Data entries
= = = = = = =
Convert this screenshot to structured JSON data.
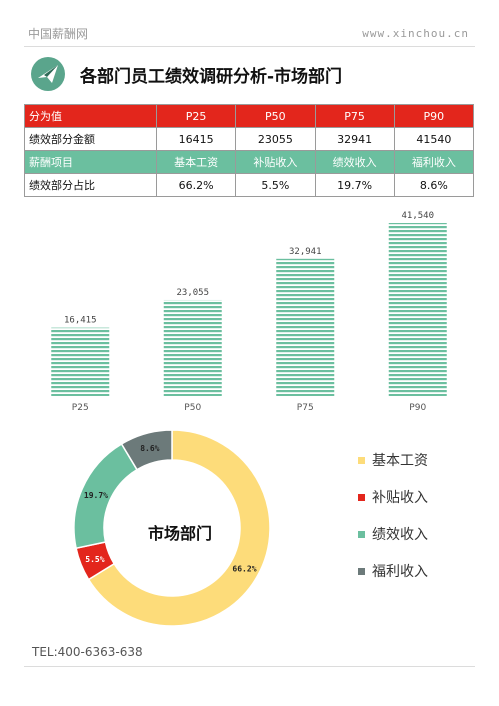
{
  "header": {
    "site_name": "中国薪酬网",
    "url": "www.xinchou.cn"
  },
  "page_title": "各部门员工绩效调研分析-市场部门",
  "table": {
    "row1": {
      "label": "分为值",
      "cells": [
        "P25",
        "P50",
        "P75",
        "P90"
      ]
    },
    "row2": {
      "label": "绩效部分金额",
      "cells": [
        "16415",
        "23055",
        "32941",
        "41540"
      ]
    },
    "row3": {
      "label": "薪酬项目",
      "cells": [
        "基本工资",
        "补贴收入",
        "绩效收入",
        "福利收入"
      ]
    },
    "row4": {
      "label": "绩效部分占比",
      "cells": [
        "66.2%",
        "5.5%",
        "19.7%",
        "8.6%"
      ]
    }
  },
  "chart_data": [
    {
      "type": "bar",
      "categories": [
        "P25",
        "P50",
        "P75",
        "P90"
      ],
      "values": [
        16415,
        23055,
        32941,
        41540
      ],
      "value_labels": [
        "16,415",
        "23,055",
        "32,941",
        "41,540"
      ],
      "bar_color": "#6bbf9f"
    },
    {
      "type": "pie",
      "center_label": "市场部门",
      "labels": [
        "基本工资",
        "补贴收入",
        "绩效收入",
        "福利收入"
      ],
      "values": [
        66.2,
        5.5,
        19.7,
        8.6
      ],
      "value_labels": [
        "66.2%",
        "5.5%",
        "19.7%",
        "8.6%"
      ],
      "colors": [
        "#fddc7a",
        "#e3261c",
        "#6bbf9f",
        "#6c7a7a"
      ]
    }
  ],
  "legend": [
    {
      "label": "基本工资",
      "color": "#fddc7a"
    },
    {
      "label": "补贴收入",
      "color": "#e3261c"
    },
    {
      "label": "绩效收入",
      "color": "#6bbf9f"
    },
    {
      "label": "福利收入",
      "color": "#6c7a7a"
    }
  ],
  "footer": {
    "tel": "TEL:400-6363-638"
  },
  "logo_icon": "paper-plane-icon",
  "accent": "#e3261c"
}
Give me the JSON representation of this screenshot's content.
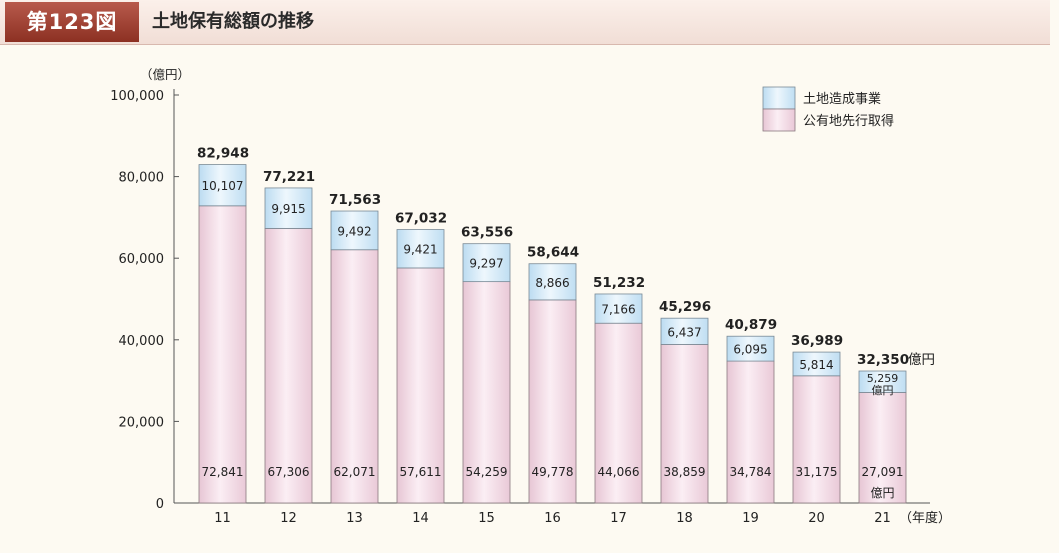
{
  "header": {
    "figure_number": "第123図",
    "title": "土地保有総額の推移"
  },
  "chart_data": {
    "type": "bar",
    "stacked": true,
    "categories": [
      "11",
      "12",
      "13",
      "14",
      "15",
      "16",
      "17",
      "18",
      "19",
      "20",
      "21"
    ],
    "series": [
      {
        "name": "公有地先行取得",
        "color": "#f2dbe6",
        "values": [
          72841,
          67306,
          62071,
          57611,
          54259,
          49778,
          44066,
          38859,
          34784,
          31175,
          27091
        ]
      },
      {
        "name": "土地造成事業",
        "color": "#d6eaf7",
        "values": [
          10107,
          9915,
          9492,
          9421,
          9297,
          8866,
          7166,
          6437,
          6095,
          5814,
          5259
        ]
      }
    ],
    "totals": [
      82948,
      77221,
      71563,
      67032,
      63556,
      58644,
      51232,
      45296,
      40879,
      36989,
      32350
    ],
    "yunit": "（億円）",
    "xunit": "（年度）",
    "last_bar_unit": "億円",
    "ylim": [
      0,
      100000
    ],
    "yticks": [
      0,
      20000,
      40000,
      60000,
      80000,
      100000
    ],
    "ytick_labels": [
      "0",
      "20,000",
      "40,000",
      "60,000",
      "80,000",
      "100,000"
    ],
    "legend_position": "top-right",
    "grid": false
  }
}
= = = = = = =
Task prompt
Without the images, write out each line of the data verbatim.

Task output
Convert this screenshot to structured JSON data.
{
  "header": {
    "site_name": "中国薪酬网",
    "url": "www.xinchou.cn"
  },
  "page_title": "各部门员工绩效调研分析-市场部门",
  "table": {
    "row1": {
      "label": "分为值",
      "cells": [
        "P25",
        "P50",
        "P75",
        "P90"
      ]
    },
    "row2": {
      "label": "绩效部分金额",
      "cells": [
        "16415",
        "23055",
        "32941",
        "41540"
      ]
    },
    "row3": {
      "label": "薪酬项目",
      "cells": [
        "基本工资",
        "补贴收入",
        "绩效收入",
        "福利收入"
      ]
    },
    "row4": {
      "label": "绩效部分占比",
      "cells": [
        "66.2%",
        "5.5%",
        "19.7%",
        "8.6%"
      ]
    }
  },
  "chart_data": [
    {
      "type": "bar",
      "categories": [
        "P25",
        "P50",
        "P75",
        "P90"
      ],
      "values": [
        16415,
        23055,
        32941,
        41540
      ],
      "value_labels": [
        "16,415",
        "23,055",
        "32,941",
        "41,540"
      ],
      "bar_color": "#6bbf9f"
    },
    {
      "type": "pie",
      "center_label": "市场部门",
      "labels": [
        "基本工资",
        "补贴收入",
        "绩效收入",
        "福利收入"
      ],
      "values": [
        66.2,
        5.5,
        19.7,
        8.6
      ],
      "value_labels": [
        "66.2%",
        "5.5%",
        "19.7%",
        "8.6%"
      ],
      "colors": [
        "#fddc7a",
        "#e3261c",
        "#6bbf9f",
        "#6c7a7a"
      ]
    }
  ],
  "legend": [
    {
      "label": "基本工资",
      "color": "#fddc7a"
    },
    {
      "label": "补贴收入",
      "color": "#e3261c"
    },
    {
      "label": "绩效收入",
      "color": "#6bbf9f"
    },
    {
      "label": "福利收入",
      "color": "#6c7a7a"
    }
  ],
  "footer": {
    "tel": "TEL:400-6363-638"
  },
  "logo_icon": "paper-plane-icon",
  "accent": "#e3261c"
}
Give me the JSON representation of this screenshot's content.
{
  "header": {
    "figure_number": "第123図",
    "title": "土地保有総額の推移"
  },
  "chart_data": {
    "type": "bar",
    "stacked": true,
    "categories": [
      "11",
      "12",
      "13",
      "14",
      "15",
      "16",
      "17",
      "18",
      "19",
      "20",
      "21"
    ],
    "series": [
      {
        "name": "公有地先行取得",
        "color": "#f2dbe6",
        "values": [
          72841,
          67306,
          62071,
          57611,
          54259,
          49778,
          44066,
          38859,
          34784,
          31175,
          27091
        ]
      },
      {
        "name": "土地造成事業",
        "color": "#d6eaf7",
        "values": [
          10107,
          9915,
          9492,
          9421,
          9297,
          8866,
          7166,
          6437,
          6095,
          5814,
          5259
        ]
      }
    ],
    "totals": [
      82948,
      77221,
      71563,
      67032,
      63556,
      58644,
      51232,
      45296,
      40879,
      36989,
      32350
    ],
    "yunit": "（億円）",
    "xunit": "（年度）",
    "last_bar_unit": "億円",
    "ylim": [
      0,
      100000
    ],
    "yticks": [
      0,
      20000,
      40000,
      60000,
      80000,
      100000
    ],
    "ytick_labels": [
      "0",
      "20,000",
      "40,000",
      "60,000",
      "80,000",
      "100,000"
    ],
    "legend_position": "top-right",
    "grid": false
  }
}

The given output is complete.